begin TASK INPUT
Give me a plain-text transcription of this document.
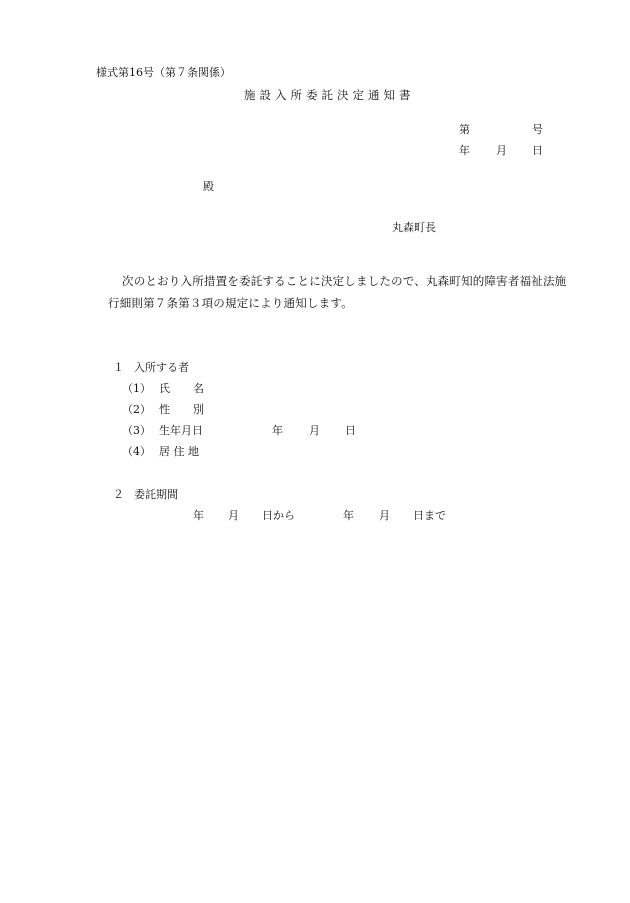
様式第16号（第７条関係）
施設入所委託決定通知書
第	号
年 月 日
殿
丸森町長
次のとおり入所措置を委託することに決定しましたので、丸森町知的障害者福祉法施
行細則第７条第３項の規定により通知します。
１ 入所する者
（1） 氏 名
（2） 性 別
（3） 生年月日	年 月 日
（4） 居 住 地
２ 委託期間
年 月 日から	年 月 日まで
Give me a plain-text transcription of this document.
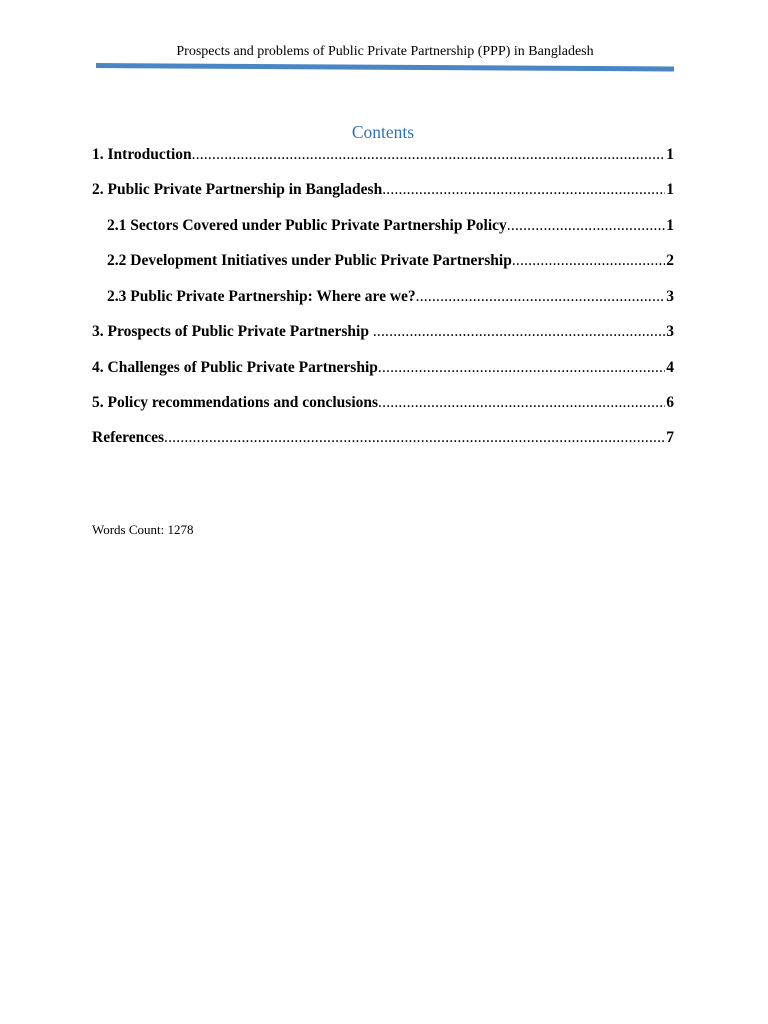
Prospects and problems of Public Private Partnership (PPP) in Bangladesh
Contents
1. Introduction .....	1
2. Public Private Partnership in Bangladesh .....	1
2.1 Sectors Covered under Public Private Partnership Policy .....	1
2.2 Development Initiatives under Public Private Partnership .....	2
2.3 Public Private Partnership: Where are we? .....	3
3. Prospects of Public Private Partnership .....	3
4. Challenges of Public Private Partnership .....	4
5. Policy recommendations and conclusions .....	6
References .....	7
Words Count: 1278
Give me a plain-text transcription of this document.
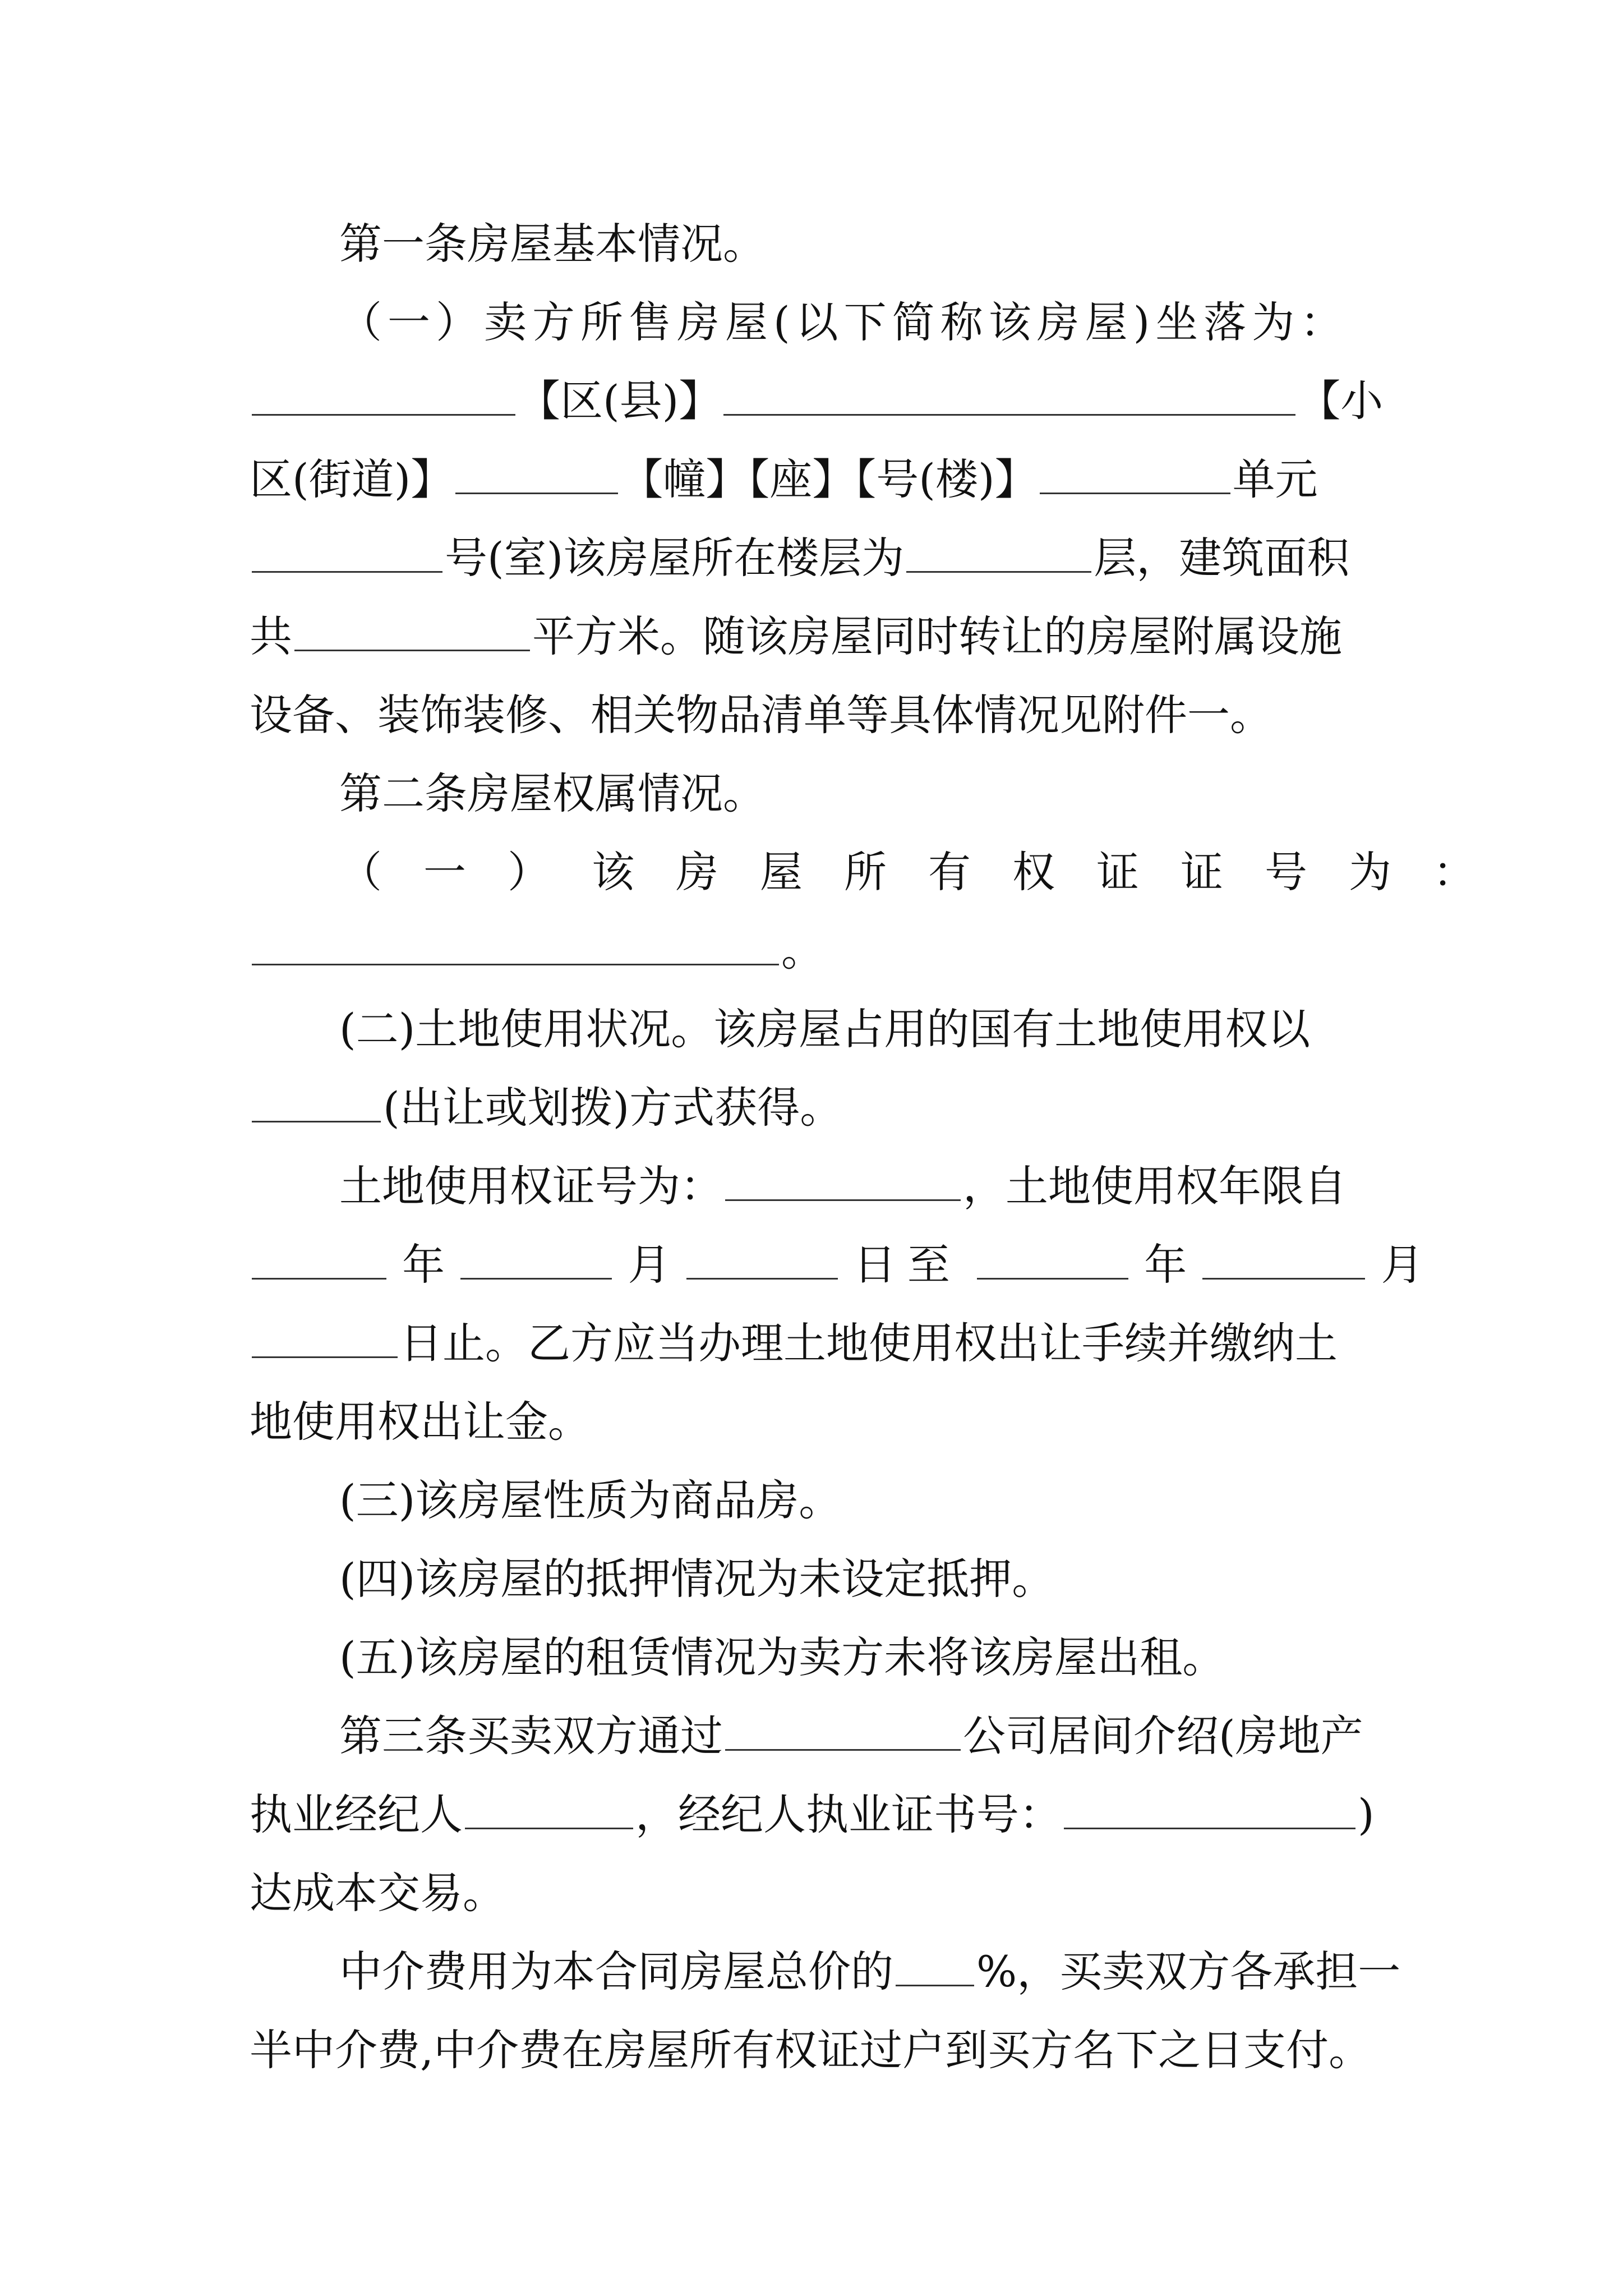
第一条房屋基本情况。
（一）卖方所售房屋(以下简称该房屋)坐落为：
【区(县)】	【小
区(街道)】	【幢】【座】【号(楼)】	单元
号(室)该房屋所在楼层为	层，建筑面积
共	平方米。随该房屋同时转让的房屋附属设施
设备、装饰装修、相关物品清单等具体情况见附件一。
第二条房屋权属情况。
（一）该房屋所有权证证号为：
。
(二)土地使用状况。该房屋占用的国有土地使用权以
(出让或划拨)方式获得。
土地使用权证号为：	，土地使用权年限自
年	月	日至	年	月
日止。乙方应当办理土地使用权出让手续并缴纳土
地使用权出让金。
(三)该房屋性质为商品房。
(四)该房屋的抵押情况为未设定抵押。
(五)该房屋的租赁情况为卖方未将该房屋出租。
第三条买卖双方通过	公司居间介绍(房地产
执业经纪人	，经纪人执业证书号：	)
达成本交易。
中介费用为本合同房屋总价的 %，买卖双方各承担一
半中介费,中介费在房屋所有权证过户到买方名下之日支付。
end TASK INPUT
## [WHAT YOU HAVE TO DO]
Copy the whole of the material above exactly, but not its images.

## [SOLUTION]
Give me a plain-text transcription of this document.
様式第16号（第７条関係）
施設入所委託決定通知書
第	号
年 月 日
殿
丸森町長
次のとおり入所措置を委託することに決定しましたので、丸森町知的障害者福祉法施
行細則第７条第３項の規定により通知します。
１ 入所する者
（1） 氏 名
（2） 性 別
（3） 生年月日	年 月 日
（4） 居 住 地
２ 委託期間
年 月 日から	年 月 日まで
Give me a plain-text transcription of this document.
Prospects and problems of Public Private Partnership (PPP) in Bangladesh
Contents
1. Introduction .....	1
2. Public Private Partnership in Bangladesh .....	1
2.1 Sectors Covered under Public Private Partnership Policy .....	1
2.2 Development Initiatives under Public Private Partnership .....	2
2.3 Public Private Partnership: Where are we? .....	3
3. Prospects of Public Private Partnership .....	3
4. Challenges of Public Private Partnership .....	4
5. Policy recommendations and conclusions .....	6
References .....	7
Words Count: 1278
Give me a plain-text transcription of this document.
第一条房屋基本情况。
（一）卖方所售房屋(以下简称该房屋)坐落为：
【区(县)】	【小
区(街道)】	【幢】【座】【号(楼)】	单元
号(室)该房屋所在楼层为	层，建筑面积
共	平方米。随该房屋同时转让的房屋附属设施
设备、装饰装修、相关物品清单等具体情况见附件一。
第二条房屋权属情况。
（一）该房屋所有权证证号为：
。
(二)土地使用状况。该房屋占用的国有土地使用权以
(出让或划拨)方式获得。
土地使用权证号为：	，土地使用权年限自
年	月	日至	年	月
日止。乙方应当办理土地使用权出让手续并缴纳土
地使用权出让金。
(三)该房屋性质为商品房。
(四)该房屋的抵押情况为未设定抵押。
(五)该房屋的租赁情况为卖方未将该房屋出租。
第三条买卖双方通过	公司居间介绍(房地产
执业经纪人	，经纪人执业证书号：	)
达成本交易。
中介费用为本合同房屋总价的 %，买卖双方各承担一
半中介费,中介费在房屋所有权证过户到买方名下之日支付。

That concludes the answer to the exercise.